-------- Record extracts

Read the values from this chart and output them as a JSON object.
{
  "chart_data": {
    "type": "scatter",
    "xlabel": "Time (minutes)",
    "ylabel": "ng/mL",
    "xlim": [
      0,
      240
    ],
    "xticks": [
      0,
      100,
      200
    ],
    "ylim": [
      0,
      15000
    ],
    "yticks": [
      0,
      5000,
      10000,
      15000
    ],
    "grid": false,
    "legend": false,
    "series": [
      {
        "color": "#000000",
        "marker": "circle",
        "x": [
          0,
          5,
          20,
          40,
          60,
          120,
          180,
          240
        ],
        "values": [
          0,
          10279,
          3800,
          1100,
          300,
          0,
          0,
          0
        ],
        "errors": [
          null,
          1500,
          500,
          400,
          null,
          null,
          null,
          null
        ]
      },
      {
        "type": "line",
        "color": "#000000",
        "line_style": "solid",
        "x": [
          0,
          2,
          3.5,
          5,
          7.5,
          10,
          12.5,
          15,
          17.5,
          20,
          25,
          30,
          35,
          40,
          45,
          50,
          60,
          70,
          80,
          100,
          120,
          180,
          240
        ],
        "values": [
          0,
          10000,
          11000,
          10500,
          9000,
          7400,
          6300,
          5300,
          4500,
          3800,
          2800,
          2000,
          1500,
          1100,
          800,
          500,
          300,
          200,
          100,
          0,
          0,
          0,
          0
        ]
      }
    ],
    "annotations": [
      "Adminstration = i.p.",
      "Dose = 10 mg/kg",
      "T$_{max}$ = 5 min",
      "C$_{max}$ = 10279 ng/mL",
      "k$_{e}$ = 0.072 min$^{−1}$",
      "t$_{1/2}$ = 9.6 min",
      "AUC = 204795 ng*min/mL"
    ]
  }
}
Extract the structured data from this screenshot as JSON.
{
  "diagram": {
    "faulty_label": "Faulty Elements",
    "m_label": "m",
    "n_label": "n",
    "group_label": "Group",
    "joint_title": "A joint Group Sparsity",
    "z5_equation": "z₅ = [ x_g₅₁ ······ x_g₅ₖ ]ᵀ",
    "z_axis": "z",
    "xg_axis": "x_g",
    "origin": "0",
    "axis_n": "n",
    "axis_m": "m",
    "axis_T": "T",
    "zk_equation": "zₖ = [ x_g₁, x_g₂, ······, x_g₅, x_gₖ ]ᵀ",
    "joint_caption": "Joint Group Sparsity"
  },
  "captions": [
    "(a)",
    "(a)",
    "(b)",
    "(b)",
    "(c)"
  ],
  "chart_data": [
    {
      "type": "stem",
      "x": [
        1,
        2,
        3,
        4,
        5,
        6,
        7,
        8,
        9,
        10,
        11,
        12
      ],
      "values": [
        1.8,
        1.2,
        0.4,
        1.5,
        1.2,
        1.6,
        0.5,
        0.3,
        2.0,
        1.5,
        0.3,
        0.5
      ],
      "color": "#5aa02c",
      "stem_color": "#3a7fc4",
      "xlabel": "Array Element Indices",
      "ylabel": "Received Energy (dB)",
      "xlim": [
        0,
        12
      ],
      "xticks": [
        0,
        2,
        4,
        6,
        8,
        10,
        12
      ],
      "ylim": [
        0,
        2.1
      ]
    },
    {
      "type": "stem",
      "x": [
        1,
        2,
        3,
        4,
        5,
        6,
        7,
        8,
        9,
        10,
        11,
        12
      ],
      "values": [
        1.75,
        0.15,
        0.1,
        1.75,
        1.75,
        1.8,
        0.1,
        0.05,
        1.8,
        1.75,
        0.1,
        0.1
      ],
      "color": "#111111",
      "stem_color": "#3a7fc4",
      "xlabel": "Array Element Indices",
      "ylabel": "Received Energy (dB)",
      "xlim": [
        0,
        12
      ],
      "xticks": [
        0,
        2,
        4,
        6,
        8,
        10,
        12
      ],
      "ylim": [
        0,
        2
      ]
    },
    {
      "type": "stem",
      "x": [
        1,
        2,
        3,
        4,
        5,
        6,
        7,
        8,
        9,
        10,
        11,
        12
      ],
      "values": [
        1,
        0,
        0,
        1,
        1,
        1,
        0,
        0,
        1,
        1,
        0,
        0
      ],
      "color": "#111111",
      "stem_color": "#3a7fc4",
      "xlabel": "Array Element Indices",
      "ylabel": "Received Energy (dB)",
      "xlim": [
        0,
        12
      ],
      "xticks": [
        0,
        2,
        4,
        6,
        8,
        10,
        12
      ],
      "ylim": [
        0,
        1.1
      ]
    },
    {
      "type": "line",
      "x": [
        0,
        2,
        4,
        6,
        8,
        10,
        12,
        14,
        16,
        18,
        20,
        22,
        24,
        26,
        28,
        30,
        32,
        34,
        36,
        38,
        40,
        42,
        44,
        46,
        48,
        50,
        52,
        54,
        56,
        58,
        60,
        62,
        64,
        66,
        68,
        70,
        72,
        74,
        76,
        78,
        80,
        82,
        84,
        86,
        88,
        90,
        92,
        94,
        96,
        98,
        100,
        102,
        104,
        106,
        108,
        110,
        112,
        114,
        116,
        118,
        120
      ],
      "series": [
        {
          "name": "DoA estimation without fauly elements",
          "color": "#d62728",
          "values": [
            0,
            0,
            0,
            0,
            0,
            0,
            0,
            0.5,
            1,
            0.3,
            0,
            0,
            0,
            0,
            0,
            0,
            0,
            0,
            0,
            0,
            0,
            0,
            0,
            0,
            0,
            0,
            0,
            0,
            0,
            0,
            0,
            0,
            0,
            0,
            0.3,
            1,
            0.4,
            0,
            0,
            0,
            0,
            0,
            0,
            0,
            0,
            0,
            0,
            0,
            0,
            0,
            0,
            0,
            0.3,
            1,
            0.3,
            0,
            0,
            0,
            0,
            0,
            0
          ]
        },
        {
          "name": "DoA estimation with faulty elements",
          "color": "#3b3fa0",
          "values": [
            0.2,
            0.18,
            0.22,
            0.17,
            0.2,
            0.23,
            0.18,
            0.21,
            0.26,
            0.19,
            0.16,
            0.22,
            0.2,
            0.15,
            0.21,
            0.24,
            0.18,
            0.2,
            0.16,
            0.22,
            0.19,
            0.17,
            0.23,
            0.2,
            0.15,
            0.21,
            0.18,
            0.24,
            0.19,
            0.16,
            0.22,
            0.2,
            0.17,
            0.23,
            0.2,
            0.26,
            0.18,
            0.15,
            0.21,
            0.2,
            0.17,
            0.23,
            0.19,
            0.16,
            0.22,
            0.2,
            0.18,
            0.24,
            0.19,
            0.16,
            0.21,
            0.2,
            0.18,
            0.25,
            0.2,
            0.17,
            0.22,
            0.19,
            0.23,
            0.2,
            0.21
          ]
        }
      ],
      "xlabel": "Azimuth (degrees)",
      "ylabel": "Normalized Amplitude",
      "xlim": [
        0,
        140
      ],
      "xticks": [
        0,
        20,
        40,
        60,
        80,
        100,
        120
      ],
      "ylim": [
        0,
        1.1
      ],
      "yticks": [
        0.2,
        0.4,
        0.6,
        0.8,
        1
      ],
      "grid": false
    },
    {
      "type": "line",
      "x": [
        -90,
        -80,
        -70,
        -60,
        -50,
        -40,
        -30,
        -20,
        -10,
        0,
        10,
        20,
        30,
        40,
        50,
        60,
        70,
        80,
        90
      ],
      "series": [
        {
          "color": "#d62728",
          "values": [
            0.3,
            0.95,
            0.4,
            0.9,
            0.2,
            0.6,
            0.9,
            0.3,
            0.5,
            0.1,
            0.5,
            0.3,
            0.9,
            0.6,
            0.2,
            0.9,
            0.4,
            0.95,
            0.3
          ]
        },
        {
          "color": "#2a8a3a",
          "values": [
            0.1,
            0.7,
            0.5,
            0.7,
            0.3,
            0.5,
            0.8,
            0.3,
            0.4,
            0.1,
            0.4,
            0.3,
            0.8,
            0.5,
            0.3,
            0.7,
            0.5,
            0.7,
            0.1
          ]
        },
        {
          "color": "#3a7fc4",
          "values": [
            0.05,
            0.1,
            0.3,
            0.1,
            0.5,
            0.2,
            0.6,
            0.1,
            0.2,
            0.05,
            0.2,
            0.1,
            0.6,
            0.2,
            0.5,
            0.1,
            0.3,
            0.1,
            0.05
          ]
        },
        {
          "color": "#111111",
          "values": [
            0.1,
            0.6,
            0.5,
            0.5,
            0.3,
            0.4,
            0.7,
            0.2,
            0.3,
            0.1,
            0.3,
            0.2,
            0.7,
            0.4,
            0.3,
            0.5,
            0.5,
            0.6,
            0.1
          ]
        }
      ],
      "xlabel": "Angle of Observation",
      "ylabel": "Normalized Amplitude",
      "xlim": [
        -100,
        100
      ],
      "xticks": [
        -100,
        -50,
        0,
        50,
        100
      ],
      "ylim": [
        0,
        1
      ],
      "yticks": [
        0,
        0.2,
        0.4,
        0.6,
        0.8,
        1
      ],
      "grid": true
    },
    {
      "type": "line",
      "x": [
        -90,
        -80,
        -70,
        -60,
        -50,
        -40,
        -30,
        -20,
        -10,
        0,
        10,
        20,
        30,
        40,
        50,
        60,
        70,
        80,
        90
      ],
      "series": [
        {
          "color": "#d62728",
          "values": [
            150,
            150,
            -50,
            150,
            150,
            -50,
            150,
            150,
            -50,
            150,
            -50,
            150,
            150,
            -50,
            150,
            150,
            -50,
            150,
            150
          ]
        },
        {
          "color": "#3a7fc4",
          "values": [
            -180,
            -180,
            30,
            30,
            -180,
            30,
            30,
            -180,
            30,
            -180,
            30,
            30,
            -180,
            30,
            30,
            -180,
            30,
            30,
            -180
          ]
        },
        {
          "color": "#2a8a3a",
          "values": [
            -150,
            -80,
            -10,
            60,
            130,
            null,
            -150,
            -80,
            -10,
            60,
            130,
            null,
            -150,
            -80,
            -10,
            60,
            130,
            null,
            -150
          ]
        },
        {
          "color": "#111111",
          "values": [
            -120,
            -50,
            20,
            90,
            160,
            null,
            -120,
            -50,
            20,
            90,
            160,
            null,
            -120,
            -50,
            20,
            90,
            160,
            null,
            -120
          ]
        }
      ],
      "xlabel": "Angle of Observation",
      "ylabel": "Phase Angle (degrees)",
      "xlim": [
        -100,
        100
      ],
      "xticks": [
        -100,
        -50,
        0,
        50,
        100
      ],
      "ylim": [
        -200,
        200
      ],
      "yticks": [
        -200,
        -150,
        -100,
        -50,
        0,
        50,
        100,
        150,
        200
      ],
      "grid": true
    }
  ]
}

----------------

--- Aim of the task ---
Give only the number of lines in the data that hold the word "estimation".

--- Final result ---
2